%%
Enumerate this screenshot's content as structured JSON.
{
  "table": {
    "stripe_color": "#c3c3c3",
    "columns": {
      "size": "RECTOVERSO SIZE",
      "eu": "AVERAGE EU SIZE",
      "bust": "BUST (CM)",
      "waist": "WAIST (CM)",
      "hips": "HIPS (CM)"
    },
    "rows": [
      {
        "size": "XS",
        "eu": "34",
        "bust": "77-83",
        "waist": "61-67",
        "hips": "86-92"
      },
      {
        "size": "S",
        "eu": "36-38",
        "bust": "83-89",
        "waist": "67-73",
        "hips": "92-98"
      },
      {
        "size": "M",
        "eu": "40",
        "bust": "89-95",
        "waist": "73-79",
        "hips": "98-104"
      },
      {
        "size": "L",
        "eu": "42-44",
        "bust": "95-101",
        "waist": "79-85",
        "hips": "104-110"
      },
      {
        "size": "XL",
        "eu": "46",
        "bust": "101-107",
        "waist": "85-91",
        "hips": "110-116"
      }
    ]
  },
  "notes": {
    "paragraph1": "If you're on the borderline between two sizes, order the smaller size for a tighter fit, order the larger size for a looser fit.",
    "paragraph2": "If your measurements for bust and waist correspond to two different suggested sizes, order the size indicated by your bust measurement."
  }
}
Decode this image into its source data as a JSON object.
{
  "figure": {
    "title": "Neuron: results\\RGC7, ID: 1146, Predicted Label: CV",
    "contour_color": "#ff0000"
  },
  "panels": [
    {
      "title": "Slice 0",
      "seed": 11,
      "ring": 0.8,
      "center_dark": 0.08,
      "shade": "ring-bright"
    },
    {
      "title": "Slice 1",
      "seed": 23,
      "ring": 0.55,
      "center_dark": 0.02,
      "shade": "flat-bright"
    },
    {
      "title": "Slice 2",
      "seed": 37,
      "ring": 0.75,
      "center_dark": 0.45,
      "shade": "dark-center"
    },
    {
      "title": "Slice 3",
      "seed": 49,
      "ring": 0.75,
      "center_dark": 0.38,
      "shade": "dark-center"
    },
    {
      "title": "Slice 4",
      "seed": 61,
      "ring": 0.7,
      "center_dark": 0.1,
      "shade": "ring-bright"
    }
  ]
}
%%
• Task goal
Return all of the data exactly as it reads.

• Task response
Enumerate this screenshot's content as structured JSON.
{
  "table": {
    "stripe_color": "#c3c3c3",
    "columns": {
      "size": "RECTOVERSO SIZE",
      "eu": "AVERAGE EU SIZE",
      "bust": "BUST (CM)",
      "waist": "WAIST (CM)",
      "hips": "HIPS (CM)"
    },
    "rows": [
      {
        "size": "XS",
        "eu": "34",
        "bust": "77-83",
        "waist": "61-67",
        "hips": "86-92"
      },
      {
        "size": "S",
        "eu": "36-38",
        "bust": "83-89",
        "waist": "67-73",
        "hips": "92-98"
      },
      {
        "size": "M",
        "eu": "40",
        "bust": "89-95",
        "waist": "73-79",
        "hips": "98-104"
      },
      {
        "size": "L",
        "eu": "42-44",
        "bust": "95-101",
        "waist": "79-85",
        "hips": "104-110"
      },
      {
        "size": "XL",
        "eu": "46",
        "bust": "101-107",
        "waist": "85-91",
        "hips": "110-116"
      }
    ]
  },
  "notes": {
    "paragraph1": "If you're on the borderline between two sizes, order the smaller size for a tighter fit, order the larger size for a looser fit.",
    "paragraph2": "If your measurements for bust and waist correspond to two different suggested sizes, order the size indicated by your bust measurement."
  }
}
Decode this image into its source data as a JSON object.
{
  "figure": {
    "title": "Neuron: results\\RGC7, ID: 1146, Predicted Label: CV",
    "contour_color": "#ff0000"
  },
  "panels": [
    {
      "title": "Slice 0",
      "seed": 11,
      "ring": 0.8,
      "center_dark": 0.08,
      "shade": "ring-bright"
    },
    {
      "title": "Slice 1",
      "seed": 23,
      "ring": 0.55,
      "center_dark": 0.02,
      "shade": "flat-bright"
    },
    {
      "title": "Slice 2",
      "seed": 37,
      "ring": 0.75,
      "center_dark": 0.45,
      "shade": "dark-center"
    },
    {
      "title": "Slice 3",
      "seed": 49,
      "ring": 0.75,
      "center_dark": 0.38,
      "shade": "dark-center"
    },
    {
      "title": "Slice 4",
      "seed": 61,
      "ring": 0.7,
      "center_dark": 0.1,
      "shade": "ring-bright"
    }
  ]
}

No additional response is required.